### Exercise goal:
Across the listing below, count the lines that mention the string "document". Reply with the figure only.

### Provided material:
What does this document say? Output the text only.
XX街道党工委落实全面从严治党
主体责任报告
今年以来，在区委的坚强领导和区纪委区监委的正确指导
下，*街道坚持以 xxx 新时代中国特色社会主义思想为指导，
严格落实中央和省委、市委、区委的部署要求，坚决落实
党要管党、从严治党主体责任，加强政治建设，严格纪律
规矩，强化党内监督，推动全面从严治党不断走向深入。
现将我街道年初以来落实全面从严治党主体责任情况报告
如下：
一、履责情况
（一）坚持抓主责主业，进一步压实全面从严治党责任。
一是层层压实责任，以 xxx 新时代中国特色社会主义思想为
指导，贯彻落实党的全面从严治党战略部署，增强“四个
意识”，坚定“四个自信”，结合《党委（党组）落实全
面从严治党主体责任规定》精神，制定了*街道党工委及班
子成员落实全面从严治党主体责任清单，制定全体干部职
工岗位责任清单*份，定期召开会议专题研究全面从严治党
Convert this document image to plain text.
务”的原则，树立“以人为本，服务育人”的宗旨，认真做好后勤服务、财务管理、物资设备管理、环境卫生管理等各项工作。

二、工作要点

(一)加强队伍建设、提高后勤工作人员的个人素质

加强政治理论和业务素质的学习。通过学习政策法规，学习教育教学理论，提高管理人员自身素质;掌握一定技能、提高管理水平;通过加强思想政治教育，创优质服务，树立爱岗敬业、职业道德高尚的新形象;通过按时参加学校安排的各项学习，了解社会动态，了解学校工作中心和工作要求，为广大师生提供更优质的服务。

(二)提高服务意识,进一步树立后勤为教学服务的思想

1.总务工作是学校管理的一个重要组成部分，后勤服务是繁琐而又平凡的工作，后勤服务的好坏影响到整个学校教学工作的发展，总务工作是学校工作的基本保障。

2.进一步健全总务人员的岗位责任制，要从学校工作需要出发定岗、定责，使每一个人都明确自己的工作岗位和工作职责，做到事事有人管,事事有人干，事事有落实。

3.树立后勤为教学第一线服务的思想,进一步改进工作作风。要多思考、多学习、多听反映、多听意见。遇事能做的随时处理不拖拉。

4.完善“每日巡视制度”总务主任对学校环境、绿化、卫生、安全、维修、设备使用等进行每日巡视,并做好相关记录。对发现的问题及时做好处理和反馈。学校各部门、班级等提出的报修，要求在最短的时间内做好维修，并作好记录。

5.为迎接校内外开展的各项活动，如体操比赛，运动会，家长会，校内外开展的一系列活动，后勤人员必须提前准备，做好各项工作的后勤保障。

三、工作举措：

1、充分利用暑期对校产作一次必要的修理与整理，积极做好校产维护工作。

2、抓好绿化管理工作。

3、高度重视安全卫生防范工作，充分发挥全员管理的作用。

### Answer to the exercise:
2